**GIVEN TASK**
Keep the pictures out of the copy and print all the entries below exactly.

**DATA FOR PROCESSING**
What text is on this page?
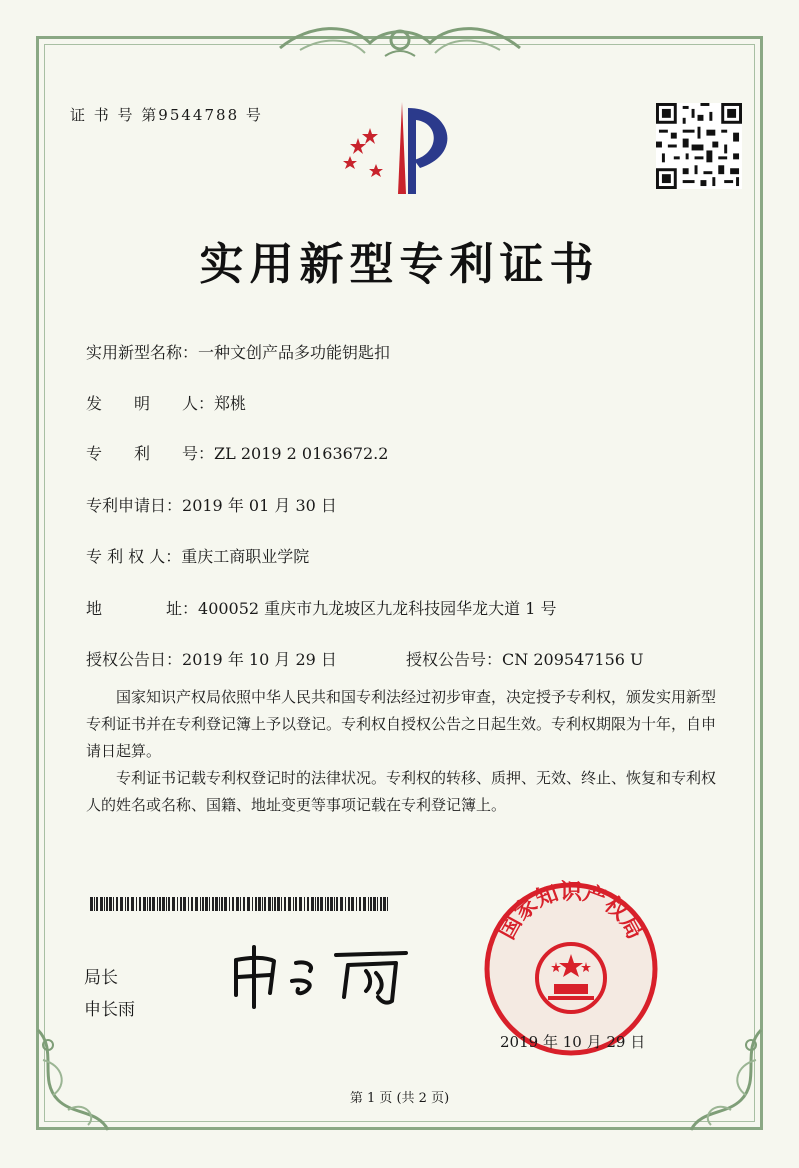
证 书 号 第9544788 号
实用新型专利证书
实用新型名称：一种文创产品多功能钥匙扣
发　　明　　人：郑桃
专　　利　　号：ZL 2019 2 0163672.2
专利申请日：2019 年 01 月 30 日
专 利 权 人：重庆工商职业学院
地　　　　址：400052 重庆市九龙坡区九龙科技园华龙大道 1 号
授权公告日：2019 年 10 月 29 日	授权公告号：CN 209547156 U

国家知识产权局依照中华人民共和国专利法经过初步审查，决定授予专利权，颁发实用新型专利证书并在专利登记簿上予以登记。专利权自授权公告之日起生效。专利权期限为十年，自申请日起算。

专利证书记载专利权登记时的法律状况。专利权的转移、质押、无效、终止、恢复和专利权人的姓名或名称、国籍、地址变更等事项记载在专利登记簿上。

局长
申长雨
国家知识产权局
2019 年 10 月 29 日
第 1 页 (共 2 页)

**RESULT BELOW**
What text is on this page?
证 书 号 第9544788 号
实用新型专利证书
实用新型名称：一种文创产品多功能钥匙扣
发　　明　　人：郑桃
专　　利　　号：ZL 2019 2 0163672.2
专利申请日：2019 年 01 月 30 日
专 利 权 人：重庆工商职业学院
地　　　　址：400052 重庆市九龙坡区九龙科技园华龙大道 1 号
授权公告日：2019 年 10 月 29 日	授权公告号：CN 209547156 U

国家知识产权局依照中华人民共和国专利法经过初步审查，决定授予专利权，颁发实用新型专利证书并在专利登记簿上予以登记。专利权自授权公告之日起生效。专利权期限为十年，自申请日起算。

专利证书记载专利权登记时的法律状况。专利权的转移、质押、无效、终止、恢复和专利权人的姓名或名称、国籍、地址变更等事项记载在专利登记簿上。

局长
申长雨
国家知识产权局
2019 年 10 月 29 日
第 1 页 (共 2 页)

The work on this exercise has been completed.